Recorded data:

=======

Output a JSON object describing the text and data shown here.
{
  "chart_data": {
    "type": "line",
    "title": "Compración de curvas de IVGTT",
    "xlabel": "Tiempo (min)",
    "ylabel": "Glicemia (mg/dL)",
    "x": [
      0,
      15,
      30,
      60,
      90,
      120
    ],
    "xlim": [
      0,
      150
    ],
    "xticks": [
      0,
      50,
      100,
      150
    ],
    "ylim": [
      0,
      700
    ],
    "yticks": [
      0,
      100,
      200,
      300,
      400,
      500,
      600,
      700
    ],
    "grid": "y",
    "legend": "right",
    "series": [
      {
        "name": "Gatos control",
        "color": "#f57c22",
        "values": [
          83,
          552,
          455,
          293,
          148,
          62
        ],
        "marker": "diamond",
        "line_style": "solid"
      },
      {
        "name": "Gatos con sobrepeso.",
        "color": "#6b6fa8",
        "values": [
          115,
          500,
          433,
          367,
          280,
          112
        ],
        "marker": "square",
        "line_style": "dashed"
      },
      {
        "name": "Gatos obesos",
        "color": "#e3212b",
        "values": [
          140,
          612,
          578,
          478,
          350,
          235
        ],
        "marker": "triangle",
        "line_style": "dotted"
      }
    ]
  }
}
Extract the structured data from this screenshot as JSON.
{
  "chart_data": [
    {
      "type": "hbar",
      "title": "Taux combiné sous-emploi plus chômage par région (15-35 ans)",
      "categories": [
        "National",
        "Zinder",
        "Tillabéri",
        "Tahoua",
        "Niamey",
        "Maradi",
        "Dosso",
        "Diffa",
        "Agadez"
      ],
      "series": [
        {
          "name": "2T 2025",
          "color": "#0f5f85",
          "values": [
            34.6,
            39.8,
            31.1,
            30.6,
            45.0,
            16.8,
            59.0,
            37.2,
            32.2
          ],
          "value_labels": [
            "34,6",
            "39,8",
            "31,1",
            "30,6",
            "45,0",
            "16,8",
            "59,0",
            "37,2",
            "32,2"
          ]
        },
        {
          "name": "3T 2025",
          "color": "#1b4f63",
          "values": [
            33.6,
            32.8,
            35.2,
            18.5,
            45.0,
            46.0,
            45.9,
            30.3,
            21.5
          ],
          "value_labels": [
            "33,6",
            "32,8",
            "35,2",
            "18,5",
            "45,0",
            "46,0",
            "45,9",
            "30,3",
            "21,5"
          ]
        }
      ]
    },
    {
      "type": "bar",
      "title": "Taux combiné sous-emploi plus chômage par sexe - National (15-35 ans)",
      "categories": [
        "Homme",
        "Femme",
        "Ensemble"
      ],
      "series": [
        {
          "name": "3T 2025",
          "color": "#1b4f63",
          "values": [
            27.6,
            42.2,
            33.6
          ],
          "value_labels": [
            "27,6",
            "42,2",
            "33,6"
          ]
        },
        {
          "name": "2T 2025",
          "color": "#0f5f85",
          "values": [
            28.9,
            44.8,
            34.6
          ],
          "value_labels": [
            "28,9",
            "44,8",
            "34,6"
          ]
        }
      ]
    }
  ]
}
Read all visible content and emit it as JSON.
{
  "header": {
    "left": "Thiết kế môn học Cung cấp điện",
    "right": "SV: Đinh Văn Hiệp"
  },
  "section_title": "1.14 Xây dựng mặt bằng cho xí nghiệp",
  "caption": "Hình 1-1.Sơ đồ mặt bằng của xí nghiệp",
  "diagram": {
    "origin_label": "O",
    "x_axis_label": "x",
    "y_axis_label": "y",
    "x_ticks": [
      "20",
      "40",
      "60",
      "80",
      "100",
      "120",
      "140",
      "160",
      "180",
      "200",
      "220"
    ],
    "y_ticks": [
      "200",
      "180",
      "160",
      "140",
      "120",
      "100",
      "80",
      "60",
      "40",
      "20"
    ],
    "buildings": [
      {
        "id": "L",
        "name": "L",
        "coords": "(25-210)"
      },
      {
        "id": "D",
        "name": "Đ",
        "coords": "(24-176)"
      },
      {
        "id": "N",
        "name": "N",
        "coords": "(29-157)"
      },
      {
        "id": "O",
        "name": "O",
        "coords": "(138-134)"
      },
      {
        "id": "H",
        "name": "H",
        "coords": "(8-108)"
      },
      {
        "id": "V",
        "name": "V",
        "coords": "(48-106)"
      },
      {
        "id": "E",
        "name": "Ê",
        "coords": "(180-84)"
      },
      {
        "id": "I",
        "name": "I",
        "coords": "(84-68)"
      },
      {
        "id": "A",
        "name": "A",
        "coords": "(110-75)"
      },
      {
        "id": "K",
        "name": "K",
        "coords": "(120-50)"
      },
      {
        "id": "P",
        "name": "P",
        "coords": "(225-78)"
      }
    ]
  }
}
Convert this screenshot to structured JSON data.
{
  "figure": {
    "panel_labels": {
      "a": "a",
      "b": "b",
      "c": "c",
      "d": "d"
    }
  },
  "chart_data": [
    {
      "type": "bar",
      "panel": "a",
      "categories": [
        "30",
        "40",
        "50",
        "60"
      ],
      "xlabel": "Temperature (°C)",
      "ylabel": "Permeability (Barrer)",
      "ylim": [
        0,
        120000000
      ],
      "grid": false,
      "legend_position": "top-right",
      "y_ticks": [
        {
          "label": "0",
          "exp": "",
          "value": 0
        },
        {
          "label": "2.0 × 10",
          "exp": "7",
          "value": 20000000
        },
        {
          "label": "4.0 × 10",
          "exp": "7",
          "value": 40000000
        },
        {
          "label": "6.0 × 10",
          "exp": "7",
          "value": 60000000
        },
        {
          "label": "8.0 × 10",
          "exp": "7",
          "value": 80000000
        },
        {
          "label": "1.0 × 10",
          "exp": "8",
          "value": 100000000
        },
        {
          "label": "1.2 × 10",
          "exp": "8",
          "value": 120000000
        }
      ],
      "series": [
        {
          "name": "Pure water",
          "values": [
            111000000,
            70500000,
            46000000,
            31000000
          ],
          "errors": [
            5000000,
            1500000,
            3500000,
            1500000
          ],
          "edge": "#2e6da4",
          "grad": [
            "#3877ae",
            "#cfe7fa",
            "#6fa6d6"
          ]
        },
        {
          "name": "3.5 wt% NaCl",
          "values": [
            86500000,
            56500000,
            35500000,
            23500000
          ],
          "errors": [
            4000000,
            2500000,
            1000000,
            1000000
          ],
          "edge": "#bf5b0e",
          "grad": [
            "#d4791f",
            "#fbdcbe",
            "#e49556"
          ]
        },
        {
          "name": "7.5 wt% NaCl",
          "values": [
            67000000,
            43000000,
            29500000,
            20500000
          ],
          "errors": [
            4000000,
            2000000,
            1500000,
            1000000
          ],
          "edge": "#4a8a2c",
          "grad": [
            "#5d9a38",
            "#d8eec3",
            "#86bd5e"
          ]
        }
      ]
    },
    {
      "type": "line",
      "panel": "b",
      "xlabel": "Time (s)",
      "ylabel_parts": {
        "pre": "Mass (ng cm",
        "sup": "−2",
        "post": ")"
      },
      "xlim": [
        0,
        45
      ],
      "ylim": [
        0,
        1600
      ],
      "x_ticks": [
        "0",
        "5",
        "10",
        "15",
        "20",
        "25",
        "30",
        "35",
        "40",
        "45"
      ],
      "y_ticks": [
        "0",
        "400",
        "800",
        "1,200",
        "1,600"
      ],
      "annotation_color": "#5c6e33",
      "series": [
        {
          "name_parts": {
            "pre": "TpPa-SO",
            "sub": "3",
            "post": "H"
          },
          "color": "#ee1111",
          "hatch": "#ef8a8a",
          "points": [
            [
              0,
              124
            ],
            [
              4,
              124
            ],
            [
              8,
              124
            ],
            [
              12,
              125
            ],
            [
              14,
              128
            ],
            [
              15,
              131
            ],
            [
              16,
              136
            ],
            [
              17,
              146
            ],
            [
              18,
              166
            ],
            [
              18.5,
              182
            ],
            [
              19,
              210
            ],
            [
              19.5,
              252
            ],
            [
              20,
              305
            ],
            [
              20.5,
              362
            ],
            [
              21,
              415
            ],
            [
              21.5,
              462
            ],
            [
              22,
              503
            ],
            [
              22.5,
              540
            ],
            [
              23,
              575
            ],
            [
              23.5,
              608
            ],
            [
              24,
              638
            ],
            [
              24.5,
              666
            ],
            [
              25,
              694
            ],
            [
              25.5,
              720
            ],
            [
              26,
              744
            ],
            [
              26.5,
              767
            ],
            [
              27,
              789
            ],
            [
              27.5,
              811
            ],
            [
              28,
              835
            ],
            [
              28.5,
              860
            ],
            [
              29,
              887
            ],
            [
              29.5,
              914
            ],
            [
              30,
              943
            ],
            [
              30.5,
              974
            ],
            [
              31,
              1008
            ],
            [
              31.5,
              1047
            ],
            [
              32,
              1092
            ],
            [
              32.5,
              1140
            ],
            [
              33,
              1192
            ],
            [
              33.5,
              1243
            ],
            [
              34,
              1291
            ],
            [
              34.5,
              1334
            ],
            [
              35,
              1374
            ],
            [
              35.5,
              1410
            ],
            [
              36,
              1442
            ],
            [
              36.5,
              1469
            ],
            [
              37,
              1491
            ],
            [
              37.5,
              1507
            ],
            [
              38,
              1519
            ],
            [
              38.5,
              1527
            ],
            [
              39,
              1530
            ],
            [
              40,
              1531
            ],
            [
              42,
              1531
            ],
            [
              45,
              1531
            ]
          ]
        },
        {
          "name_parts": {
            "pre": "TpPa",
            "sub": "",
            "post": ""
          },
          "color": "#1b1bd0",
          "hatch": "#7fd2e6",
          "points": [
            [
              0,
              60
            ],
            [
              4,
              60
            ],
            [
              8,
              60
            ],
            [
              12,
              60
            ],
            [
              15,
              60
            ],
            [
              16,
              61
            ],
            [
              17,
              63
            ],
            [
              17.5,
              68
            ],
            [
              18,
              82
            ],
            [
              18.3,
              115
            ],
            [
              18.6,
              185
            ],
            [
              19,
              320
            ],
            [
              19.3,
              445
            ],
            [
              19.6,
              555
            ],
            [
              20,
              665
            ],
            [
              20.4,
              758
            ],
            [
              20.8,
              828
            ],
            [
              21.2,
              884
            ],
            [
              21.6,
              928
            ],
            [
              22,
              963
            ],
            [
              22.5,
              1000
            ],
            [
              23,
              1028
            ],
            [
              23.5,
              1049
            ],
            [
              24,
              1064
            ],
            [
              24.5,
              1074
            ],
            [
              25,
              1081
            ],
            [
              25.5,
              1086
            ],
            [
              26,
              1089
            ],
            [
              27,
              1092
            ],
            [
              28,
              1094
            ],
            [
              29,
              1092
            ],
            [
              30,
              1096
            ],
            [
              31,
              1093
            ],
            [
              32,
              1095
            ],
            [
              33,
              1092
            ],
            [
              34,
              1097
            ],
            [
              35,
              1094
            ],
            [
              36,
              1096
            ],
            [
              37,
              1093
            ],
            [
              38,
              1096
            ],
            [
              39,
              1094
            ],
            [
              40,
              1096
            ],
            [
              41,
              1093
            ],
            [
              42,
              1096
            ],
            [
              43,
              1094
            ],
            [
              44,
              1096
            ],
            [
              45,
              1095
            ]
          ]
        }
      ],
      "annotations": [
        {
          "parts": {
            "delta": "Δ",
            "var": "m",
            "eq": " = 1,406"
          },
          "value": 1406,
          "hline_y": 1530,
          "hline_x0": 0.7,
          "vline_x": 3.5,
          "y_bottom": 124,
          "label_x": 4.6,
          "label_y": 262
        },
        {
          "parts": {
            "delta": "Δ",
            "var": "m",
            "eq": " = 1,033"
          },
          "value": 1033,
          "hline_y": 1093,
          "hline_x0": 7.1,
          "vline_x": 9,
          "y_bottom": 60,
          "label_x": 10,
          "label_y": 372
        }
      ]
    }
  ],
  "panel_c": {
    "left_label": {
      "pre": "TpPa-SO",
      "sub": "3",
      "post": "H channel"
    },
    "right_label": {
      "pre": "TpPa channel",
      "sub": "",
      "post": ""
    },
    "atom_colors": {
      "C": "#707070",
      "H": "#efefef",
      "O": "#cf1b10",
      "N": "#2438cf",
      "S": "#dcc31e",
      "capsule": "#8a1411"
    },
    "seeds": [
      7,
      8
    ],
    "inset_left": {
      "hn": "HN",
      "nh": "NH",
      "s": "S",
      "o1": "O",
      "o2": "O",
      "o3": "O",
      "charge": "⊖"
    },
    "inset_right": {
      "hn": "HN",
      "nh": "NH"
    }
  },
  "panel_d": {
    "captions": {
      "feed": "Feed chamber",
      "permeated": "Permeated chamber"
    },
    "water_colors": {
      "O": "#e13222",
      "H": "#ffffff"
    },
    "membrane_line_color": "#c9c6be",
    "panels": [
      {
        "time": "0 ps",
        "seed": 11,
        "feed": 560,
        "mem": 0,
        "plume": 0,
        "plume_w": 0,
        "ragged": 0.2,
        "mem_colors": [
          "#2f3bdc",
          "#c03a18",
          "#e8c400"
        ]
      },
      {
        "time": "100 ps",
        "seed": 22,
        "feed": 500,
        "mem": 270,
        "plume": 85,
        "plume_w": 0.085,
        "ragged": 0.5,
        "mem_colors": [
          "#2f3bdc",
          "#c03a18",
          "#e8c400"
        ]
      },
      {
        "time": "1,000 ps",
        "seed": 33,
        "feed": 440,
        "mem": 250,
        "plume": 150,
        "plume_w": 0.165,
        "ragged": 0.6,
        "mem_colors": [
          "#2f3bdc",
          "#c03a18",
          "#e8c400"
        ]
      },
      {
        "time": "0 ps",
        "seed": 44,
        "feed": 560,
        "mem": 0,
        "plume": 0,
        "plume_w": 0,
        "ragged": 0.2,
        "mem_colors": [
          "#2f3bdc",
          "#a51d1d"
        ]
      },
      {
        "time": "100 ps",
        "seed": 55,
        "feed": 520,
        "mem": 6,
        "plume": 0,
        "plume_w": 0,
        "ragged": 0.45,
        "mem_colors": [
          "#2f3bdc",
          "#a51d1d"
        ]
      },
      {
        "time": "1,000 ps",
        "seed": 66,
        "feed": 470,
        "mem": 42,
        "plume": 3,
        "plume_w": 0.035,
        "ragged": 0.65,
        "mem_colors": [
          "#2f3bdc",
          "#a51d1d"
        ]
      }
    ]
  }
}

=======

Requirement: Select the lines that carry the string "screenshot" and copy them.

Reply to the exercise:
Extract the structured data from this screenshot as JSON.
Convert this screenshot to structured JSON data.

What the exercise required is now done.